13 июля 1960 года. самолет Z-326, полетов — 1, время 0 часов 42 минуты. Проверка техники пилотирования.
13 июля 1960 года. самолет Z-326, полетов — 1, время 0 часов 42 минуты.
Проверка техники пилотирования.
В полетах меня больше всего привлекала возможность свободного маневрирования, выполнения фигур пилотажа. Старался я делать фигуры как можно чище, не только для того, чтобы научить курсантов, но и для себя, так как от хорошо выполненного пилотажа испытывал, как говорится, чувство глубокого удовлетворения…
Руководство аэроклуба, особенно начлет Лев Павлович Стекляннов, спортивный, азартный человек, отличный летчик, поощряло мое усердие, и меня стали включать в команду аэроклуба для участия в разных соревнованиях. Поэтому я имел дополнительную возможность летать "на себя", как говорят инструкторы, и шлифовать элементы полетов, входящих в программы соревнований, конечно, "без отрыва от производства", так как инструкторские обязанности оставались в полном объеме.
В те годы соревновались в точности выполнения взлета, расчета на посадку и посадки днем и ночью, в скорости выполнения определенного комплекса пилотажа, а также в точности и качестве полета по маршруту ночью и в закрытой кабине по приборам днем. Потом соревнования на скорость выполнения фигур заменили обязательным комплексом, причем оценивалось качество фигур и точность выдерживания места пилотирования.

• **ПРЕДОСТАВЛЕННЫЕ МАТЕРИАЛЫ**:
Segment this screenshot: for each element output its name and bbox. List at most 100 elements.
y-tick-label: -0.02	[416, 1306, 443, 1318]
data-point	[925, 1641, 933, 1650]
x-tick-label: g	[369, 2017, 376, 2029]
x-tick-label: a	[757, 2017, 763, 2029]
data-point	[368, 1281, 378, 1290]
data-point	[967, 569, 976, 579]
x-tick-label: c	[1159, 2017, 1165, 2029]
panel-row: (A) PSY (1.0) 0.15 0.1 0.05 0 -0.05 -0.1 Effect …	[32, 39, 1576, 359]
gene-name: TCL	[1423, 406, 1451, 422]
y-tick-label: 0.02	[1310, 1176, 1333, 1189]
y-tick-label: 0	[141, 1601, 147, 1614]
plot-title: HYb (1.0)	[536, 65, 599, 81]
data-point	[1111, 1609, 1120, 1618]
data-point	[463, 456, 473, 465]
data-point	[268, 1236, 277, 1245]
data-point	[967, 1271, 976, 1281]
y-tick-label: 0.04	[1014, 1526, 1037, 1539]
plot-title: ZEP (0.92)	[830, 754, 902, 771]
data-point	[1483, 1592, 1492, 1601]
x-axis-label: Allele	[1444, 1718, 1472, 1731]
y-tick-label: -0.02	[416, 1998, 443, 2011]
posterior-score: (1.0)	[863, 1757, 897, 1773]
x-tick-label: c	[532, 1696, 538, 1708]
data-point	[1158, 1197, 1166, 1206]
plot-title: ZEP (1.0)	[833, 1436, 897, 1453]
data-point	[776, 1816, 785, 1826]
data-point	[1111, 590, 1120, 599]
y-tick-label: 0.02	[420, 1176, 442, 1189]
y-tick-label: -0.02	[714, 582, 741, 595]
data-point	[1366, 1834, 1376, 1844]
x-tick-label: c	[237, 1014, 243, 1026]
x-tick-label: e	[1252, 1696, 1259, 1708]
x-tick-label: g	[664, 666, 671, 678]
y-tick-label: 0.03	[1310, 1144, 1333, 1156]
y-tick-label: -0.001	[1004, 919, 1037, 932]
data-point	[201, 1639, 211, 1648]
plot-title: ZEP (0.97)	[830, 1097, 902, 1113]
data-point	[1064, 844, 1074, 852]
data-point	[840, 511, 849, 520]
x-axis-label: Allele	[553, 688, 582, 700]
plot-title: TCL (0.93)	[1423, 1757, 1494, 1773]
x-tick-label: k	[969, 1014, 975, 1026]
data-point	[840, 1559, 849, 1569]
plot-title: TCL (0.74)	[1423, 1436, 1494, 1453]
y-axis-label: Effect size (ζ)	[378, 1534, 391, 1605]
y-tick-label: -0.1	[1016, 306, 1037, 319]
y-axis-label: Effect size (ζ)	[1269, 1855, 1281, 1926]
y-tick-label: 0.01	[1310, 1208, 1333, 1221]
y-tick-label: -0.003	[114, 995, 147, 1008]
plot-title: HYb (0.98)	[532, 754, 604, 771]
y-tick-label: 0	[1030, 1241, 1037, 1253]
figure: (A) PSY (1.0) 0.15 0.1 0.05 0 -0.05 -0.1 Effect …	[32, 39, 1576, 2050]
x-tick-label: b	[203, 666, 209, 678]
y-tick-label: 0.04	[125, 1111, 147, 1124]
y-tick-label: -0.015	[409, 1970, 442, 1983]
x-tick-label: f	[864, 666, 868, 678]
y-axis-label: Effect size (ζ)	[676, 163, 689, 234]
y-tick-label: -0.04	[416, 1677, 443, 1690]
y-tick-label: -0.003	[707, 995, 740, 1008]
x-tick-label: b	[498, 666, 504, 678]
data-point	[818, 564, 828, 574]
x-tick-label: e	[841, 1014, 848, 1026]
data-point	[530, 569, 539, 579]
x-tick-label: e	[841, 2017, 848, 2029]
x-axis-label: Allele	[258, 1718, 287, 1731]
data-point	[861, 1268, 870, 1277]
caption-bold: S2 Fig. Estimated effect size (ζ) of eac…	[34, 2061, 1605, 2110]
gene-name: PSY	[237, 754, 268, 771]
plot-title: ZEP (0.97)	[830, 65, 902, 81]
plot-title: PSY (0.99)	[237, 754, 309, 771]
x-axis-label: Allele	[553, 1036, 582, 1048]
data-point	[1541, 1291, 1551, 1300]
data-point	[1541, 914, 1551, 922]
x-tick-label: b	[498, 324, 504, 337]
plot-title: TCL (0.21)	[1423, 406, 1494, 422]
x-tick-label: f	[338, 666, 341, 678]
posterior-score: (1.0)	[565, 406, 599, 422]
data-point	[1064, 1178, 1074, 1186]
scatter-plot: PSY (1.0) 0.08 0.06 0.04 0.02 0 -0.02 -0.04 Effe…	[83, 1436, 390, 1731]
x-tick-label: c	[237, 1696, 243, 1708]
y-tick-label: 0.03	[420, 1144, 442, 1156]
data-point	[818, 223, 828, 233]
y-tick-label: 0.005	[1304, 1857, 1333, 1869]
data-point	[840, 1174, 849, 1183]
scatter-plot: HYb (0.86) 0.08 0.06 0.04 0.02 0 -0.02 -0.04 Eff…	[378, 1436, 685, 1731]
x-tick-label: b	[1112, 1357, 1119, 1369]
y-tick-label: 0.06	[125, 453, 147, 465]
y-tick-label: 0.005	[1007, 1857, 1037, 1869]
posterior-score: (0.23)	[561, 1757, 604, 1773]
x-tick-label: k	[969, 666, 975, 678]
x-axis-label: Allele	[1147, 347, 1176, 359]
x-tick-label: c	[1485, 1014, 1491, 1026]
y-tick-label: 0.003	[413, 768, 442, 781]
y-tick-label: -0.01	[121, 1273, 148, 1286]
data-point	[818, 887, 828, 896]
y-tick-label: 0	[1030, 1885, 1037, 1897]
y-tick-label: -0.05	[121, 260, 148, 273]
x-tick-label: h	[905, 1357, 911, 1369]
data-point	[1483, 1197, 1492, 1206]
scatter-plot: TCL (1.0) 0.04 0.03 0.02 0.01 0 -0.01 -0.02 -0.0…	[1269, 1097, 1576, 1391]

• **ЗАДАНИЯ**:
1) Кто из руководства аэроклуба, по фрагменту текста, особенно поощрял усердие рассказчика?
2) Объясните на основе фрагмента текста, почему у рассказчика появилась дополнительная возможность летать «на себя».

• **ОЖИДАЕМЫЕ ОТВЕТЫ**:
1) Начлет Лев Павлович Стекляннов.

2) Рассказчика стали включать в команду аэроклуба для участия в разных соревнованиях. Поэтому у него появилась возможность летать «на себя» и шлифовать элементы полетов из программ соревнований. При этом инструкторские обязанности оставались в полном объеме.